Set task:
Reproduce every entry exactly, without alteration.

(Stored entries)
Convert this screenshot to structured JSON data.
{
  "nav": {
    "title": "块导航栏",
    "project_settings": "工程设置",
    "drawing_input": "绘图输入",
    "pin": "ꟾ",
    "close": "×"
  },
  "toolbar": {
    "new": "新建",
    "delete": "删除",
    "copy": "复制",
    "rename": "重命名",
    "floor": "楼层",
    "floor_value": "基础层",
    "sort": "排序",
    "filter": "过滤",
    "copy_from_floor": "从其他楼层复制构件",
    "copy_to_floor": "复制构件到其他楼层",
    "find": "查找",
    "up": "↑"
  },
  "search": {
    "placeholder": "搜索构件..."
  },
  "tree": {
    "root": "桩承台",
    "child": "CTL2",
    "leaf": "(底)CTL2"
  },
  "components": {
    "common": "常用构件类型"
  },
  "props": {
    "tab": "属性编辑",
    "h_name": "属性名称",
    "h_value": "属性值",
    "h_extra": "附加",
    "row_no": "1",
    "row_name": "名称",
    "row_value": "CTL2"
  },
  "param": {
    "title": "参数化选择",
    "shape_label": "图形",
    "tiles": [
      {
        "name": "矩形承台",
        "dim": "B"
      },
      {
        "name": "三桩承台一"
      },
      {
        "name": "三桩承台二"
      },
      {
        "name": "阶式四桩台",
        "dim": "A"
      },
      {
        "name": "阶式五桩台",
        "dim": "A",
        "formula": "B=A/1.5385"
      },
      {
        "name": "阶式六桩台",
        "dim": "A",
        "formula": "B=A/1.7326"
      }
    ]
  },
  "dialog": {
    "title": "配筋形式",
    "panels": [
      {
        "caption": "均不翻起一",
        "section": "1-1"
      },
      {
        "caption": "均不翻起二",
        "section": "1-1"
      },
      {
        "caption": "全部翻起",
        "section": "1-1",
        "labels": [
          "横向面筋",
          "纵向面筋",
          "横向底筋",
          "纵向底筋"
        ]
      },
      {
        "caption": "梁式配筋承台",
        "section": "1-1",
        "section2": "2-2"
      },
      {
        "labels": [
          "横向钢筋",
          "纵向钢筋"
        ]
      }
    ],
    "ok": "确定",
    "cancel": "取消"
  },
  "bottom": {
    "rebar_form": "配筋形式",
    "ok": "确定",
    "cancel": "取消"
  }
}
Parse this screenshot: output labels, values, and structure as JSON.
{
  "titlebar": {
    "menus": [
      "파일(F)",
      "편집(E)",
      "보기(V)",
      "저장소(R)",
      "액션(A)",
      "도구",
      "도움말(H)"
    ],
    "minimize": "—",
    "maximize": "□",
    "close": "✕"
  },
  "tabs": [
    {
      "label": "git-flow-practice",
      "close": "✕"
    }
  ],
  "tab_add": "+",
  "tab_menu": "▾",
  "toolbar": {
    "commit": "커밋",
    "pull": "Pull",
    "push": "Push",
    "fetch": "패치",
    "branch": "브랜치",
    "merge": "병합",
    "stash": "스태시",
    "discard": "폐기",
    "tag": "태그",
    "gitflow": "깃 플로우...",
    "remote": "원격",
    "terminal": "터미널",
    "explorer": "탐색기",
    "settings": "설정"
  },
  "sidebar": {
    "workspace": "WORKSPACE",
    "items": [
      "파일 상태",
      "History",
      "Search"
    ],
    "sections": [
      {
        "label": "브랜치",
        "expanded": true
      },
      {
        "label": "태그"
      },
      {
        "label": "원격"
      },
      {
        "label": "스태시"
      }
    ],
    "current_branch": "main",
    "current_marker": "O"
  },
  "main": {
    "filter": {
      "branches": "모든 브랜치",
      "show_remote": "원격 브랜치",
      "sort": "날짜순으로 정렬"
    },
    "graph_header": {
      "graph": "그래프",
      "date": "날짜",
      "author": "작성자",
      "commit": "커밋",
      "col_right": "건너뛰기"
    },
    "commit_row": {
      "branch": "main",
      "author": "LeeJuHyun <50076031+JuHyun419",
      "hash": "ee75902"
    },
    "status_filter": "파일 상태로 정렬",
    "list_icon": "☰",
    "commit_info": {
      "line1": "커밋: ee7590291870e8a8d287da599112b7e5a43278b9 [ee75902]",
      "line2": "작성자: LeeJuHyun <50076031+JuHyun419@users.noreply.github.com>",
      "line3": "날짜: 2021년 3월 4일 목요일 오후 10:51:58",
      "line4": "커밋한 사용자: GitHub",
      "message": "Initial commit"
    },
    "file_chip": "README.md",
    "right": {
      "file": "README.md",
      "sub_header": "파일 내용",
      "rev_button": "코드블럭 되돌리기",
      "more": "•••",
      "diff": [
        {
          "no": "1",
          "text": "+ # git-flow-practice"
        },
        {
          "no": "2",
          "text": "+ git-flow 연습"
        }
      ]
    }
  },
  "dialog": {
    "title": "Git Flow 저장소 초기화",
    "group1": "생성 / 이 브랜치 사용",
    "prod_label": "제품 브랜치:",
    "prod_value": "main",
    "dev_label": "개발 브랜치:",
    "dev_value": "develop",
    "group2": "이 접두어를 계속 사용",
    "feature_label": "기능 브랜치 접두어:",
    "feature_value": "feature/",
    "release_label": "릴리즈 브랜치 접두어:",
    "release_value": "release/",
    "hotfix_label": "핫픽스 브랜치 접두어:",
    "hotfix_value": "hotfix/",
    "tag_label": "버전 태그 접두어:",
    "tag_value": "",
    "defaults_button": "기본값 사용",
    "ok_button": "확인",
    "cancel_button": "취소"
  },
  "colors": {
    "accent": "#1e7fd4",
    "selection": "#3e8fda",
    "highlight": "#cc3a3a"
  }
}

Solved problem:
Convert this screenshot to structured JSON data.
{
  "nav": {
    "title": "块导航栏",
    "project_settings": "工程设置",
    "drawing_input": "绘图输入",
    "pin": "ꟾ",
    "close": "×"
  },
  "toolbar": {
    "new": "新建",
    "delete": "删除",
    "copy": "复制",
    "rename": "重命名",
    "floor": "楼层",
    "floor_value": "基础层",
    "sort": "排序",
    "filter": "过滤",
    "copy_from_floor": "从其他楼层复制构件",
    "copy_to_floor": "复制构件到其他楼层",
    "find": "查找",
    "up": "↑"
  },
  "search": {
    "placeholder": "搜索构件..."
  },
  "tree": {
    "root": "桩承台",
    "child": "CTL2",
    "leaf": "(底)CTL2"
  },
  "components": {
    "common": "常用构件类型"
  },
  "props": {
    "tab": "属性编辑",
    "h_name": "属性名称",
    "h_value": "属性值",
    "h_extra": "附加",
    "row_no": "1",
    "row_name": "名称",
    "row_value": "CTL2"
  },
  "param": {
    "title": "参数化选择",
    "shape_label": "图形",
    "tiles": [
      {
        "name": "矩形承台",
        "dim": "B"
      },
      {
        "name": "三桩承台一"
      },
      {
        "name": "三桩承台二"
      },
      {
        "name": "阶式四桩台",
        "dim": "A"
      },
      {
        "name": "阶式五桩台",
        "dim": "A",
        "formula": "B=A/1.5385"
      },
      {
        "name": "阶式六桩台",
        "dim": "A",
        "formula": "B=A/1.7326"
      }
    ]
  },
  "dialog": {
    "title": "配筋形式",
    "panels": [
      {
        "caption": "均不翻起一",
        "section": "1-1"
      },
      {
        "caption": "均不翻起二",
        "section": "1-1"
      },
      {
        "caption": "全部翻起",
        "section": "1-1",
        "labels": [
          "横向面筋",
          "纵向面筋",
          "横向底筋",
          "纵向底筋"
        ]
      },
      {
        "caption": "梁式配筋承台",
        "section": "1-1",
        "section2": "2-2"
      },
      {
        "labels": [
          "横向钢筋",
          "纵向钢筋"
        ]
      }
    ],
    "ok": "确定",
    "cancel": "取消"
  },
  "bottom": {
    "rebar_form": "配筋形式",
    "ok": "确定",
    "cancel": "取消"
  }
}
Parse this screenshot: output labels, values, and structure as JSON.
{
  "titlebar": {
    "menus": [
      "파일(F)",
      "편집(E)",
      "보기(V)",
      "저장소(R)",
      "액션(A)",
      "도구",
      "도움말(H)"
    ],
    "minimize": "—",
    "maximize": "□",
    "close": "✕"
  },
  "tabs": [
    {
      "label": "git-flow-practice",
      "close": "✕"
    }
  ],
  "tab_add": "+",
  "tab_menu": "▾",
  "toolbar": {
    "commit": "커밋",
    "pull": "Pull",
    "push": "Push",
    "fetch": "패치",
    "branch": "브랜치",
    "merge": "병합",
    "stash": "스태시",
    "discard": "폐기",
    "tag": "태그",
    "gitflow": "깃 플로우...",
    "remote": "원격",
    "terminal": "터미널",
    "explorer": "탐색기",
    "settings": "설정"
  },
  "sidebar": {
    "workspace": "WORKSPACE",
    "items": [
      "파일 상태",
      "History",
      "Search"
    ],
    "sections": [
      {
        "label": "브랜치",
        "expanded": true
      },
      {
        "label": "태그"
      },
      {
        "label": "원격"
      },
      {
        "label": "스태시"
      }
    ],
    "current_branch": "main",
    "current_marker": "O"
  },
  "main": {
    "filter": {
      "branches": "모든 브랜치",
      "show_remote": "원격 브랜치",
      "sort": "날짜순으로 정렬"
    },
    "graph_header": {
      "graph": "그래프",
      "date": "날짜",
      "author": "작성자",
      "commit": "커밋",
      "col_right": "건너뛰기"
    },
    "commit_row": {
      "branch": "main",
      "author": "LeeJuHyun <50076031+JuHyun419",
      "hash": "ee75902"
    },
    "status_filter": "파일 상태로 정렬",
    "list_icon": "☰",
    "commit_info": {
      "line1": "커밋: ee7590291870e8a8d287da599112b7e5a43278b9 [ee75902]",
      "line2": "작성자: LeeJuHyun <50076031+JuHyun419@users.noreply.github.com>",
      "line3": "날짜: 2021년 3월 4일 목요일 오후 10:51:58",
      "line4": "커밋한 사용자: GitHub",
      "message": "Initial commit"
    },
    "file_chip": "README.md",
    "right": {
      "file": "README.md",
      "sub_header": "파일 내용",
      "rev_button": "코드블럭 되돌리기",
      "more": "•••",
      "diff": [
        {
          "no": "1",
          "text": "+ # git-flow-practice"
        },
        {
          "no": "2",
          "text": "+ git-flow 연습"
        }
      ]
    }
  },
  "dialog": {
    "title": "Git Flow 저장소 초기화",
    "group1": "생성 / 이 브랜치 사용",
    "prod_label": "제품 브랜치:",
    "prod_value": "main",
    "dev_label": "개발 브랜치:",
    "dev_value": "develop",
    "group2": "이 접두어를 계속 사용",
    "feature_label": "기능 브랜치 접두어:",
    "feature_value": "feature/",
    "release_label": "릴리즈 브랜치 접두어:",
    "release_value": "release/",
    "hotfix_label": "핫픽스 브랜치 접두어:",
    "hotfix_value": "hotfix/",
    "tag_label": "버전 태그 접두어:",
    "tag_value": "",
    "defaults_button": "기본값 사용",
    "ok_button": "확인",
    "cancel_button": "취소"
  },
  "colors": {
    "accent": "#1e7fd4",
    "selection": "#3e8fda",
    "highlight": "#cc3a3a"
  }
}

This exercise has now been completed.